* INSTRUCTION: Present the lines starting with the one containing "site-logo[interactable]: Reformatorisch Dagblad" and going on through the one containing "article-photo[interactable]: 10 —" as a Markdown table with the columns Row and Line, numbering each row and skipping any blank lines.

(Data extracted from a collection)
____

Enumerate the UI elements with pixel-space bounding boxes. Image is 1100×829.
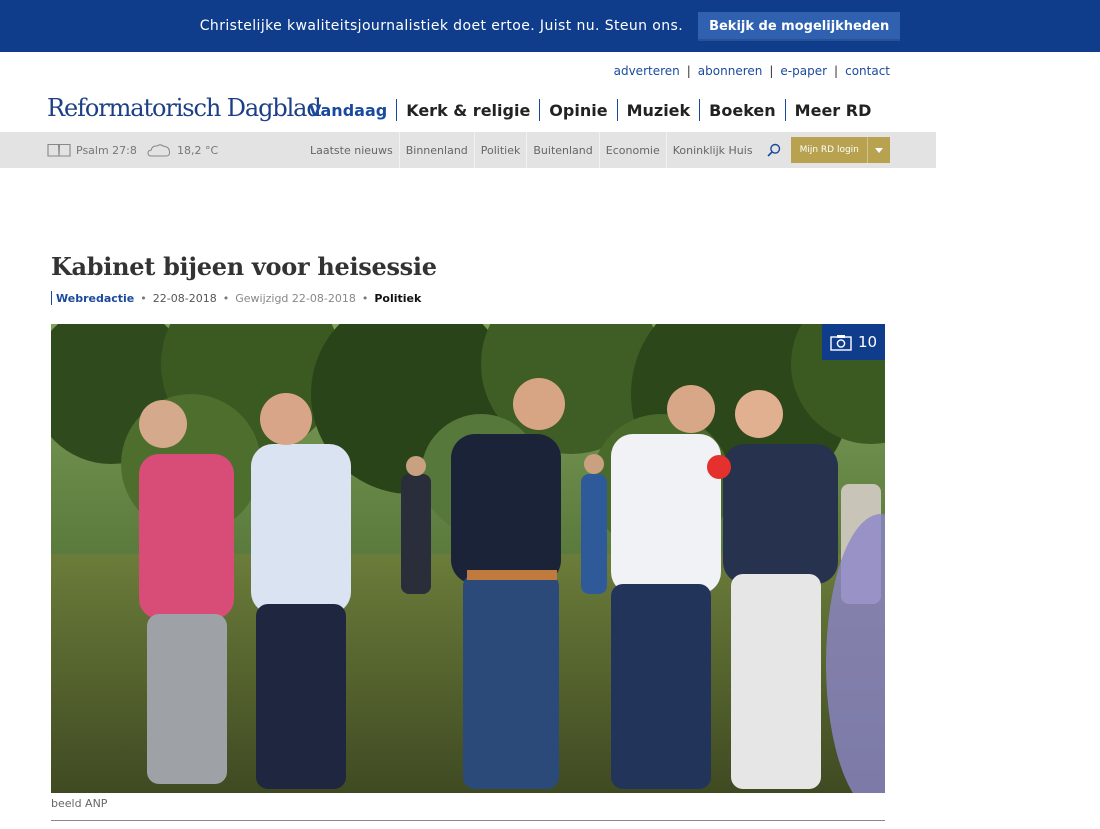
site-logo[interactable]: Reformatorisch Dagblad — [47, 94, 322, 122]
divider — [51, 820, 885, 821]
nav-divider — [539, 99, 541, 121]
epaper-link[interactable]: e-paper — [780, 64, 827, 78]
nav-item-vandaag[interactable]: Vandaag — [309, 101, 387, 120]
photo-gallery-button[interactable]: 10 — [822, 324, 885, 360]
edited-date: Gewijzigd 22-08-2018 — [235, 291, 356, 305]
my-rd-login-button[interactable]: Mijn RD login — [790, 137, 890, 163]
camera-icon — [830, 334, 852, 351]
subscribe-link[interactable]: abonneren — [698, 64, 763, 78]
nav-item-muziek[interactable]: Muziek — [627, 101, 691, 120]
chevron-down-icon[interactable] — [866, 137, 890, 163]
article-meta: Webredactie • 22-08-2018 • Gewijzigd 22-… — [51, 291, 421, 305]
contact-link[interactable]: contact — [845, 64, 890, 78]
section-links: Laatste nieuws Binnenland Politiek Buite… — [304, 132, 890, 168]
advertise-link[interactable]: adverteren — [614, 64, 680, 78]
view-options-button[interactable]: Bekijk de mogelijkheden — [698, 11, 901, 41]
subnav-binnenland[interactable]: Binnenland — [400, 144, 474, 157]
article-title: Kabinet bijeen voor heisessie — [51, 252, 437, 281]
open-book-icon — [47, 143, 71, 157]
nav-item-meer-rd[interactable]: Meer RD — [795, 101, 872, 120]
banner-text: Christelijke kwaliteitsjournalistiek doe… — [199, 18, 684, 34]
support-banner: Christelijke kwaliteitsjournalistiek doe… — [0, 0, 1100, 52]
nav-divider — [784, 99, 786, 121]
publish-date: 22-08-2018 — [152, 291, 217, 305]
daily-psalm[interactable]: Psalm 27:8 — [47, 143, 137, 157]
nav-divider — [396, 99, 398, 121]
psalm-text: Psalm 27:8 — [76, 143, 137, 157]
search-icon[interactable] — [767, 143, 781, 157]
subnav-economie[interactable]: Economie — [600, 144, 666, 157]
nav-item-kerk-religie[interactable]: Kerk & religie — [406, 101, 530, 120]
nav-divider — [699, 99, 701, 121]
nav-item-opinie[interactable]: Opinie — [549, 101, 607, 120]
article-photo[interactable]: 10 — [51, 324, 885, 793]
subnav-politiek[interactable]: Politiek — [475, 144, 527, 157]
photo-caption: beeld ANP — [51, 797, 108, 810]
photo-count: 10 — [857, 333, 878, 351]
nav-item-boeken[interactable]: Boeken — [709, 101, 776, 120]
nav-divider — [616, 99, 618, 121]
subnav-latest-news[interactable]: Laatste nieuws — [304, 144, 399, 157]
sub-navigation-bar: Psalm 27:8 18,2 °C Laatste nieuws Binnen… — [0, 132, 936, 168]
main-nav: Vandaag Kerk & religie Opinie Muziek Boe… — [309, 99, 871, 121]
photo-illustration — [51, 324, 885, 793]
cloud-icon — [147, 144, 171, 157]
subnav-koninklijk-huis[interactable]: Koninklijk Huis — [667, 144, 759, 157]
temperature: 18,2 °C — [177, 143, 219, 157]
utility-links: adverteren | abonneren | e-paper | contact — [613, 64, 890, 78]
author-link[interactable]: Webredactie — [56, 292, 134, 305]
subnav-buitenland[interactable]: Buitenland — [527, 144, 598, 157]
section-link[interactable]: Politiek — [374, 292, 421, 305]
weather: 18,2 °C — [147, 143, 218, 157]
login-label: Mijn RD login — [799, 145, 859, 155]
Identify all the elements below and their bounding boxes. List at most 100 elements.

____

* TASK RESULT:
| Row | Line |
|---|---|
| 1 | site-logo[interactable]: Reformatorisch Dagblad — [47, 94, 322, 122] |
| 2 | divider — [51, 820, 885, 821] |
| 3 | nav-divider — [539, 99, 541, 121] |
| 4 | epaper-link[interactable]: e-paper — [780, 64, 827, 78] |
| 5 | nav-item-vandaag[interactable]: Vandaag — [309, 101, 387, 120] |
| 6 | photo-gallery-button[interactable]: 10 — [822, 324, 885, 360] |
| 7 | edited-date: Gewijzigd 22-08-2018 — [235, 291, 356, 305] |
| 8 | my-rd-login-button[interactable]: Mijn RD login — [790, 137, 890, 163] |
| 9 | camera-icon — [830, 334, 852, 351] |
| 10 | subscribe-link[interactable]: abonneren — [698, 64, 763, 78] |
| 11 | nav-item-muziek[interactable]: Muziek — [627, 101, 691, 120] |
| 12 | chevron-down-icon[interactable] — [866, 137, 890, 163] |
| 13 | article-meta: Webredactie • 22-08-2018 • Gewijzigd 22-… — [51, 291, 421, 305] |
| 14 | contact-link[interactable]: contact — [845, 64, 890, 78] |
| 15 | section-links: Laatste nieuws Binnenland Politiek Buite… — [304, 132, 890, 168] |
| 16 | advertise-link[interactable]: adverteren — [614, 64, 680, 78] |
| 17 | view-options-button[interactable]: Bekijk de mogelijkheden — [698, 11, 901, 41] |
| 18 | subnav-binnenland[interactable]: Binnenland — [400, 144, 474, 157] |
| 19 | article-title: Kabinet bijeen voor heisessie — [51, 252, 437, 281] |
| 20 | open-book-icon — [47, 143, 71, 157] |
| 21 | nav-item-meer-rd[interactable]: Meer RD — [795, 101, 872, 120] |
| 22 | banner-text: Christelijke kwaliteitsjournalistiek doe… — [199, 18, 684, 34] |
| 23 | support-banner: Christelijke kwaliteitsjournalistiek doe… — [0, 0, 1100, 52] |
| 24 | nav-divider — [784, 99, 786, 121] |
| 25 | publish-date: 22-08-2018 — [152, 291, 217, 305] |
| 26 | daily-psalm[interactable]: Psalm 27:8 — [47, 143, 137, 157] |
| 27 | nav-divider — [396, 99, 398, 121] |
| 28 | psalm-text: Psalm 27:8 — [76, 143, 137, 157] |
| 29 | search-icon[interactable] — [767, 143, 781, 157] |
| 30 | subnav-economie[interactable]: Economie — [600, 144, 666, 157] |
| 31 | nav-item-kerk-religie[interactable]: Kerk & religie — [406, 101, 530, 120] |
| 32 | nav-divider — [699, 99, 701, 121] |
| 33 | nav-item-opinie[interactable]: Opinie — [549, 101, 607, 120] |
| 34 | article-photo[interactable]: 10 — [51, 324, 885, 793] |